---- Passage
West Bancorporation, Inc. Announces Record Second Quarter Net Income, Declares Quarterly Dividend

WEST DES MOINES, Iowa, July 27, 2017 (GLOBE NEWSWIRE) -- West Bancorporation, Inc. (NASDAQ:WTBA), parent company of West Bank, is pleased to report that second quarter 2017 net income was $6.4 million, or $0.39 per diluted common share.  This is the highest net income ever recorded by the Company for the second quarter of any year.  This compares to second quarter 2016 net income of $5.5 million, or $0.34 per diluted common share.  On July 26, 2017, the Company's Board of Directors declared a regular quarterly dividend of $0.18 per common share.  The dividend is payable on August 23, 2017, to stockholders of record on August 9, 2017.

For the first six months of 2017, net income was $12.5 million, or $0.76 per diluted common share, up from $11.2 million, or $0.69 per diluted common share, for the first six months of 2016.

"West Bancorporation, Inc. has again delivered record results," commented Dave Nelson, President and Chief Executive Officer of the Company.  "We have now had twelve consecutive record quarters for each respective quarter.  We remain confident in our ability to create value for our stockholders in an evolving environment through profitable operations and strategic, organic growth."
--------
Short problem A: Format as a numbered list the part of the listing that opens with the line containing "Patent image size: (1444, 1059)." and closes with the line containing "The container sheet", omitting blank lines.
---- Raw records
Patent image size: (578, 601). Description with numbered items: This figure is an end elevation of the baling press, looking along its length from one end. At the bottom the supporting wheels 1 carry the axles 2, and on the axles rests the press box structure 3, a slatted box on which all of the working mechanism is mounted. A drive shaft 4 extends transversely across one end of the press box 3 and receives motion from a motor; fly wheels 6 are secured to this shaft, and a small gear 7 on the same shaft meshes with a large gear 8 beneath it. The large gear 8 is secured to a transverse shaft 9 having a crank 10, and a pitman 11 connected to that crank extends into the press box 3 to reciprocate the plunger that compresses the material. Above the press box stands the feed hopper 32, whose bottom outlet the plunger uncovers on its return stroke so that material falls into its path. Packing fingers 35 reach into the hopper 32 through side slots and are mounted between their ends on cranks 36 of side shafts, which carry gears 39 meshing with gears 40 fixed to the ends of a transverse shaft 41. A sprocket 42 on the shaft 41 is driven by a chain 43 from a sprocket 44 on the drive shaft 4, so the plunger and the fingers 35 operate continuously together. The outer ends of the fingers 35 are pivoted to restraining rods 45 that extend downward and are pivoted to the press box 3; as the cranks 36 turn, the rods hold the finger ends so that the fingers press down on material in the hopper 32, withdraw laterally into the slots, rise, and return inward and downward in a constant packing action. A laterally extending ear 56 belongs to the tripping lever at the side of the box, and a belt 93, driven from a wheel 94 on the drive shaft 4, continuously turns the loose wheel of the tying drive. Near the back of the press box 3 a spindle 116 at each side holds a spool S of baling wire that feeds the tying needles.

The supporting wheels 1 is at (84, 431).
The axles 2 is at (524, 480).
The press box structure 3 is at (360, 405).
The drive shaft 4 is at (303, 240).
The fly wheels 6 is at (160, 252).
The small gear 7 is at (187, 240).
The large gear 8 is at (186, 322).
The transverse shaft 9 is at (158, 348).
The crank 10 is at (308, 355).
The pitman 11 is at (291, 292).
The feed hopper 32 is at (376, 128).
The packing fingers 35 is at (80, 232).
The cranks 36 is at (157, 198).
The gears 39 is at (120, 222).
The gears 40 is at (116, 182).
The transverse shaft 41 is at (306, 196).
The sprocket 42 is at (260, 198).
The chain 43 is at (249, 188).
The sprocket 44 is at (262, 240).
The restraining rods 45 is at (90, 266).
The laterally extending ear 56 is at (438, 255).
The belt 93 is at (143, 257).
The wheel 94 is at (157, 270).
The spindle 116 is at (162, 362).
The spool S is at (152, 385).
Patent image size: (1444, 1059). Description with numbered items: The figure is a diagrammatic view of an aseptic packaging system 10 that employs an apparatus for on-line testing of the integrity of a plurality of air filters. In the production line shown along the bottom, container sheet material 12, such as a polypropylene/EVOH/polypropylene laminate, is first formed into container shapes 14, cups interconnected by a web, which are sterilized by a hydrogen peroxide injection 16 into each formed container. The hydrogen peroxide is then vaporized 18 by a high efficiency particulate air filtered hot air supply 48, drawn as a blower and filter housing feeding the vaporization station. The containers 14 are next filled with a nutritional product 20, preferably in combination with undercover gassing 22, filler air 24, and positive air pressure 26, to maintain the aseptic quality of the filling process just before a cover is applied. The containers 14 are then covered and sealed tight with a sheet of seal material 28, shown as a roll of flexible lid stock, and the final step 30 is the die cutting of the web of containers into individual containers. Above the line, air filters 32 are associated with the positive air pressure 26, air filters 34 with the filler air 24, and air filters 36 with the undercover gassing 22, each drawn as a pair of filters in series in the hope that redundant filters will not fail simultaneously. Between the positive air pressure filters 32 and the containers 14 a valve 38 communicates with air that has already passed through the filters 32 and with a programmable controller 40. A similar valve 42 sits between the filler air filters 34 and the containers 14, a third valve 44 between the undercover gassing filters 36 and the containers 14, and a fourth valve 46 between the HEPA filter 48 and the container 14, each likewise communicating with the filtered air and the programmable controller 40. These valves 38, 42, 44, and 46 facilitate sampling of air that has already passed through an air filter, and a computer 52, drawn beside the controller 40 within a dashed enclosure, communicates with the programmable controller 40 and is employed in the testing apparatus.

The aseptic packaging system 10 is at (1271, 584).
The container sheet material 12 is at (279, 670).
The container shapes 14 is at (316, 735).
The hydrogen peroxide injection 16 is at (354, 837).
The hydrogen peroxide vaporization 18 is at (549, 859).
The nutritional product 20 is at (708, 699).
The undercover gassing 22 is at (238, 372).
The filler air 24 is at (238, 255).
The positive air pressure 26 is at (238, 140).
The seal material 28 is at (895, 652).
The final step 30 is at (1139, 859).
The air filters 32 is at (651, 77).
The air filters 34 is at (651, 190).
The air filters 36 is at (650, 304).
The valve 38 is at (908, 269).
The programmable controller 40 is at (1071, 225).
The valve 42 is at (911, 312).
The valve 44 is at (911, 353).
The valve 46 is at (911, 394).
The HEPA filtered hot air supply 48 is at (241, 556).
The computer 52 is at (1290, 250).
--------
Short problem B: Copy word for word the part of the West Bancorporation earnings release that opens with the words "WEST DES MOINES, Iowa, July" and closes with "months of 2016.".

Reply A:
1. Patent image size: (1444, 1059). Description with numbered items: The figure is a diagrammatic view of an aseptic packaging system 10 that employs an apparatus for on-line testing of the integrity of a plurality of air filters. In the production line shown along the bottom, container sheet material 12, such as a polypropylene/EVOH/polypropylene laminate, is first formed into container shapes 14, cups interconnected by a web, which are sterilized by a hydrogen peroxide injection 16 into each formed container. The hydrogen peroxide is then vaporized 18 by a high efficiency particulate air filtered hot air supply 48, drawn as a blower and filter housing feeding the vaporization station. The containers 14 are next filled with a nutritional product 20, preferably in combination with undercover gassing 22, filler air 24, and positive air pressure 26, to maintain the aseptic quality of the filling process just before a cover is applied. The containers 14 are then covered and sealed tight with a sheet of seal material 28, shown as a roll of flexible lid stock, and the final step 30 is the die cutting of the web of containers into individual containers. Above the line, air filters 32 are associated with the positive air pressure 26, air filters 34 with the filler air 24, and air filters 36 with the undercover gassing 22, each drawn as a pair of filters in series in the hope that redundant filters will not fail simultaneously. Between the positive air pressure filters 32 and the containers 14 a valve 38 communicates with air that has already passed through the filters 32 and with a programmable controller 40. A similar valve 42 sits between the filler air filters 34 and the containers 14, a third valve 44 between the undercover gassing filters 36 and the containers 14, and a fourth valve 46 between the HEPA filter 48 and the container 14, each likewise communicating with the filtered air and the programmable controller 40. These valves 38, 42, 44, and 46 facilitate sampling of air that has already passed through an air filter, and a computer 52, drawn beside the controller 40 within a dashed enclosure, communicates with the programmable controller 40 and is employed in the testing apparatus.
2. The aseptic packaging system 10 is at (1271, 584).
3. The container sheet material 12 is at (279, 670).

Reply B:
WEST DES MOINES, Iowa, July 27, 2017 (GLOBE NEWSWIRE) -- West Bancorporation, Inc. (NASDAQ:WTBA), parent company of West Bank, is pleased to report that second quarter 2017 net income was $6.4 million, or $0.39 per diluted common share.  This is the highest net income ever recorded by the Company for the second quarter of any year.  This compares to second quarter 2016 net income of $5.5 million, or $0.34 per diluted common share.  On July 26, 2017, the Company's Board of Directors declared a regular quarterly dividend of $0.18 per common share.  The dividend is payable on August 23, 2017, to stockholders of record on August 9, 2017.

For the first six months of 2017, net income was $12.5 million, or $0.76 per diluted common share, up from $11.2 million, or $0.69 per diluted common share, for the first six months of 2016.